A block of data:
========

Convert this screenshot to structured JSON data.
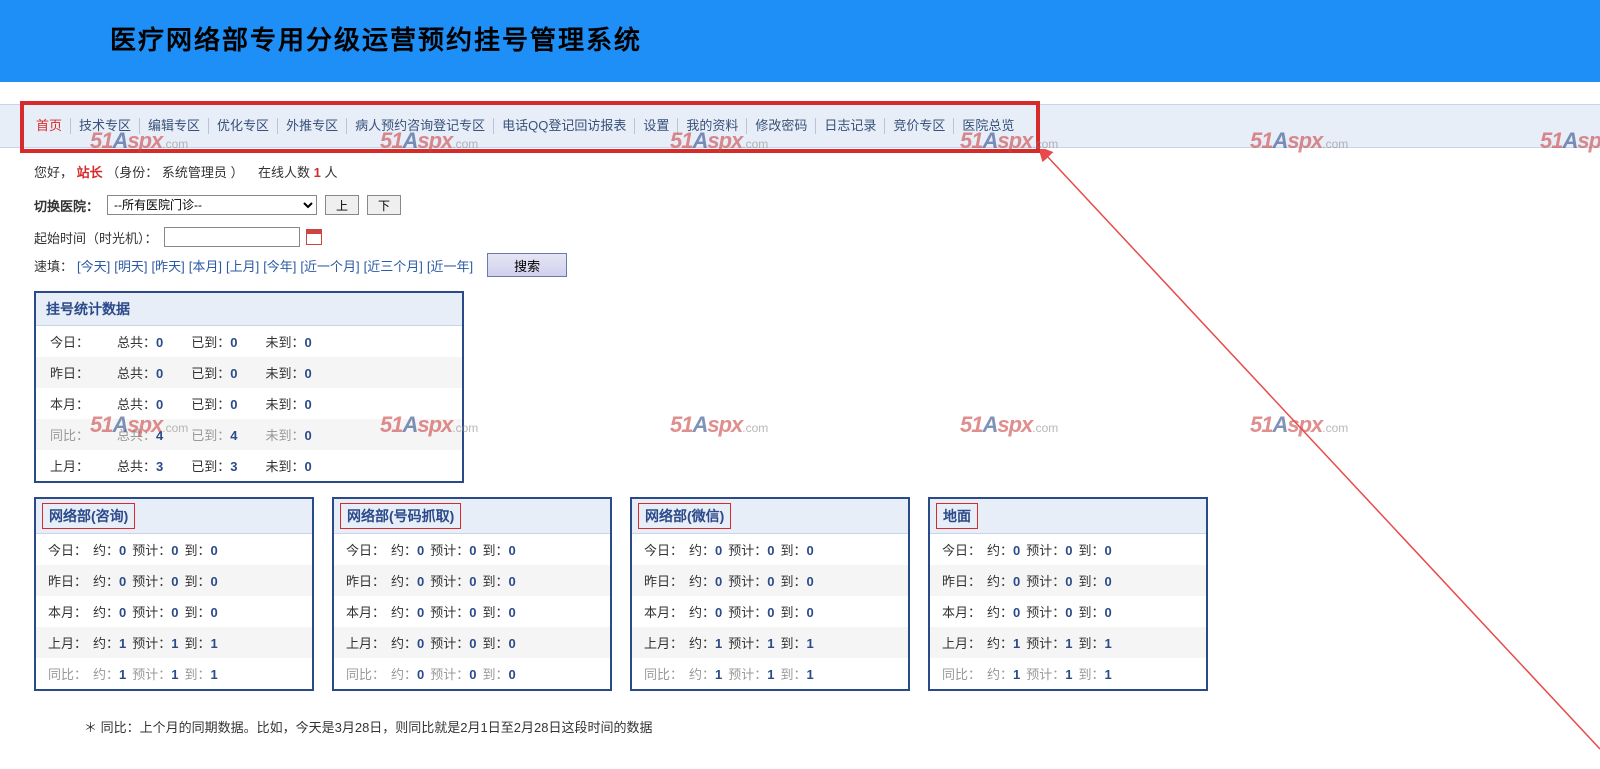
{
  "header": {
    "title": "医疗网络部专用分级运营预约挂号管理系统"
  },
  "nav": {
    "items": [
      {
        "label": "首页",
        "home": true
      },
      {
        "label": "技术专区"
      },
      {
        "label": "编辑专区"
      },
      {
        "label": "优化专区"
      },
      {
        "label": "外推专区"
      },
      {
        "label": "病人预约咨询登记专区"
      },
      {
        "label": "电话QQ登记回访报表"
      },
      {
        "label": "设置"
      },
      {
        "label": "我的资料"
      },
      {
        "label": "修改密码"
      },
      {
        "label": "日志记录"
      },
      {
        "label": "竞价专区"
      },
      {
        "label": "医院总览"
      }
    ]
  },
  "greet": {
    "hello": "您好，",
    "user": "站长",
    "role_l": "（身份：",
    "role": "系统管理员",
    "role_r": "）",
    "online_l": "在线人数 ",
    "online": "1",
    "online_r": " 人"
  },
  "switch": {
    "label": "切换医院：",
    "select": "--所有医院门诊--",
    "up": "上",
    "down": "下"
  },
  "time": {
    "label": "起始时间（时光机）："
  },
  "quick": {
    "label": "速填：",
    "items": [
      "[今天]",
      "[明天]",
      "[昨天]",
      "[本月]",
      "[上月]",
      "[今年]",
      "[近一个月]",
      "[近三个月]",
      "[近一年]"
    ],
    "search": "搜索"
  },
  "stat": {
    "title": "挂号统计数据",
    "rows": [
      {
        "k": "今日：",
        "a": "总共：",
        "av": "0",
        "b": "已到：",
        "bv": "0",
        "c": "未到：",
        "cv": "0",
        "alt": false,
        "mute": false
      },
      {
        "k": "昨日：",
        "a": "总共：",
        "av": "0",
        "b": "已到：",
        "bv": "0",
        "c": "未到：",
        "cv": "0",
        "alt": true,
        "mute": false
      },
      {
        "k": "本月：",
        "a": "总共：",
        "av": "0",
        "b": "已到：",
        "bv": "0",
        "c": "未到：",
        "cv": "0",
        "alt": false,
        "mute": false
      },
      {
        "k": "同比：",
        "a": "总共：",
        "av": "4",
        "b": "已到：",
        "bv": "4",
        "c": "未到：",
        "cv": "0",
        "alt": true,
        "mute": true
      },
      {
        "k": "上月：",
        "a": "总共：",
        "av": "3",
        "b": "已到：",
        "bv": "3",
        "c": "未到：",
        "cv": "0",
        "alt": false,
        "mute": false
      }
    ]
  },
  "panels": [
    {
      "title": "网络部(咨询)",
      "rows": [
        {
          "k": "今日：",
          "a": "约：",
          "av": "0",
          "b": "预计：",
          "bv": "0",
          "c": "到：",
          "cv": "0",
          "alt": false,
          "mute": false
        },
        {
          "k": "昨日：",
          "a": "约：",
          "av": "0",
          "b": "预计：",
          "bv": "0",
          "c": "到：",
          "cv": "0",
          "alt": true,
          "mute": false
        },
        {
          "k": "本月：",
          "a": "约：",
          "av": "0",
          "b": "预计：",
          "bv": "0",
          "c": "到：",
          "cv": "0",
          "alt": false,
          "mute": false
        },
        {
          "k": "上月：",
          "a": "约：",
          "av": "1",
          "b": "预计：",
          "bv": "1",
          "c": "到：",
          "cv": "1",
          "alt": true,
          "mute": false
        },
        {
          "k": "同比：",
          "a": "约：",
          "av": "1",
          "b": "预计：",
          "bv": "1",
          "c": "到：",
          "cv": "1",
          "alt": false,
          "mute": true
        }
      ]
    },
    {
      "title": "网络部(号码抓取)",
      "rows": [
        {
          "k": "今日：",
          "a": "约：",
          "av": "0",
          "b": "预计：",
          "bv": "0",
          "c": "到：",
          "cv": "0",
          "alt": false,
          "mute": false
        },
        {
          "k": "昨日：",
          "a": "约：",
          "av": "0",
          "b": "预计：",
          "bv": "0",
          "c": "到：",
          "cv": "0",
          "alt": true,
          "mute": false
        },
        {
          "k": "本月：",
          "a": "约：",
          "av": "0",
          "b": "预计：",
          "bv": "0",
          "c": "到：",
          "cv": "0",
          "alt": false,
          "mute": false
        },
        {
          "k": "上月：",
          "a": "约：",
          "av": "0",
          "b": "预计：",
          "bv": "0",
          "c": "到：",
          "cv": "0",
          "alt": true,
          "mute": false
        },
        {
          "k": "同比：",
          "a": "约：",
          "av": "0",
          "b": "预计：",
          "bv": "0",
          "c": "到：",
          "cv": "0",
          "alt": false,
          "mute": true
        }
      ]
    },
    {
      "title": "网络部(微信)",
      "rows": [
        {
          "k": "今日：",
          "a": "约：",
          "av": "0",
          "b": "预计：",
          "bv": "0",
          "c": "到：",
          "cv": "0",
          "alt": false,
          "mute": false
        },
        {
          "k": "昨日：",
          "a": "约：",
          "av": "0",
          "b": "预计：",
          "bv": "0",
          "c": "到：",
          "cv": "0",
          "alt": true,
          "mute": false
        },
        {
          "k": "本月：",
          "a": "约：",
          "av": "0",
          "b": "预计：",
          "bv": "0",
          "c": "到：",
          "cv": "0",
          "alt": false,
          "mute": false
        },
        {
          "k": "上月：",
          "a": "约：",
          "av": "1",
          "b": "预计：",
          "bv": "1",
          "c": "到：",
          "cv": "1",
          "alt": true,
          "mute": false
        },
        {
          "k": "同比：",
          "a": "约：",
          "av": "1",
          "b": "预计：",
          "bv": "1",
          "c": "到：",
          "cv": "1",
          "alt": false,
          "mute": true
        }
      ]
    },
    {
      "title": "地面",
      "rows": [
        {
          "k": "今日：",
          "a": "约：",
          "av": "0",
          "b": "预计：",
          "bv": "0",
          "c": "到：",
          "cv": "0",
          "alt": false,
          "mute": false
        },
        {
          "k": "昨日：",
          "a": "约：",
          "av": "0",
          "b": "预计：",
          "bv": "0",
          "c": "到：",
          "cv": "0",
          "alt": true,
          "mute": false
        },
        {
          "k": "本月：",
          "a": "约：",
          "av": "0",
          "b": "预计：",
          "bv": "0",
          "c": "到：",
          "cv": "0",
          "alt": false,
          "mute": false
        },
        {
          "k": "上月：",
          "a": "约：",
          "av": "1",
          "b": "预计：",
          "bv": "1",
          "c": "到：",
          "cv": "1",
          "alt": true,
          "mute": false
        },
        {
          "k": "同比：",
          "a": "约：",
          "av": "1",
          "b": "预计：",
          "bv": "1",
          "c": "到：",
          "cv": "1",
          "alt": false,
          "mute": true
        }
      ]
    }
  ],
  "footnote": "＊ 同比：上个月的同期数据。比如，今天是3月28日，则同比就是2月1日至2月28日这段时间的数据",
  "annotation": {
    "nav_highlight_color": "#d72a2a",
    "arrow_color": "#e84a4a"
  },
  "watermark": {
    "text": "51Aspx",
    "suffix": ".com"
  }
}
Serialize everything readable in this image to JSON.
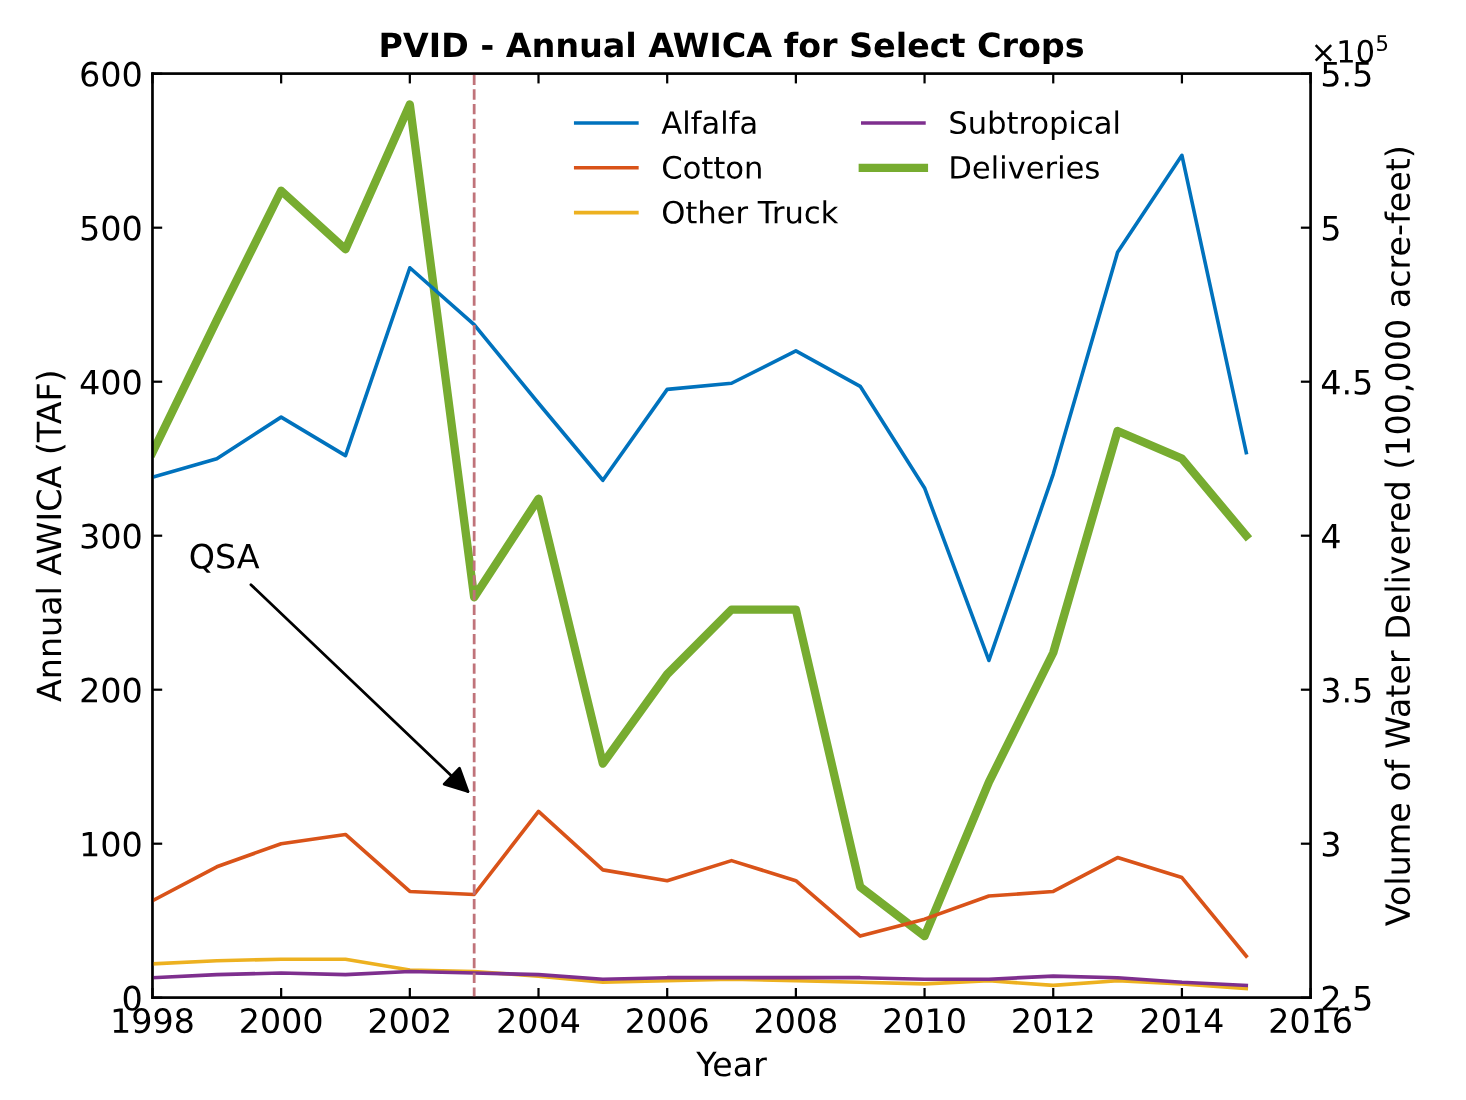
{
  "chart_data": {
    "type": "line",
    "title": "PVID - Annual AWICA for Select Crops",
    "xlabel": "Year",
    "ylabel": "Annual AWICA (TAF)",
    "y2label": "Volume of Water Delivered (100,000 acre-feet)",
    "x": [
      1998,
      1999,
      2000,
      2001,
      2002,
      2003,
      2004,
      2005,
      2006,
      2007,
      2008,
      2009,
      2010,
      2011,
      2012,
      2013,
      2014,
      2015
    ],
    "series": [
      {
        "name": "Alfalfa",
        "color": "#0072bd",
        "values": [
          338,
          350,
          377,
          352,
          474,
          437,
          386,
          336,
          395,
          399,
          420,
          397,
          331,
          219,
          340,
          484,
          547,
          354
        ]
      },
      {
        "name": "Cotton",
        "color": "#d95319",
        "values": [
          63,
          85,
          100,
          106,
          69,
          67,
          121,
          83,
          76,
          89,
          76,
          40,
          51,
          66,
          69,
          91,
          78,
          27
        ]
      },
      {
        "name": "Other Truck",
        "color": "#edb120",
        "values": [
          22,
          24,
          25,
          25,
          18,
          17,
          14,
          10,
          11,
          12,
          11,
          10,
          9,
          11,
          8,
          11,
          9,
          6
        ]
      },
      {
        "name": "Subtropical",
        "color": "#7e2f8e",
        "values": [
          13,
          15,
          16,
          15,
          17,
          16,
          15,
          12,
          13,
          13,
          13,
          13,
          12,
          12,
          14,
          13,
          10,
          8
        ]
      },
      {
        "name": "Deliveries",
        "color": "#77ac30",
        "axis": "y2",
        "values": [
          4.27,
          4.7,
          5.12,
          4.93,
          5.4,
          3.8,
          4.12,
          3.26,
          3.55,
          3.76,
          3.76,
          2.86,
          2.7,
          3.2,
          3.62,
          4.34,
          4.25,
          4.0
        ]
      }
    ],
    "xlim": [
      1998,
      2016
    ],
    "xticks": [
      1998,
      2000,
      2002,
      2004,
      2006,
      2008,
      2010,
      2012,
      2014,
      2016
    ],
    "ylim": [
      0,
      600
    ],
    "yticks": [
      0,
      100,
      200,
      300,
      400,
      500,
      600
    ],
    "y2lim": [
      2.5,
      5.5
    ],
    "y2ticks": [
      2.5,
      3,
      3.5,
      4,
      4.5,
      5,
      5.5
    ],
    "ref_lines": [
      {
        "axis": "x",
        "value": 2003,
        "color": "#c0737a",
        "line_style": "dashed"
      }
    ],
    "annotations": [
      {
        "text": "QSA",
        "x": 2003,
        "y": 130
      },
      "×10$^{5}$"
    ],
    "legend": "top right",
    "grid": false,
    "line_style": "solid",
    "marker": "none"
  }
}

========

Task directions: Work out how many lines in the records above contain the word "JSON", and reply with that number alone.

Task result: 2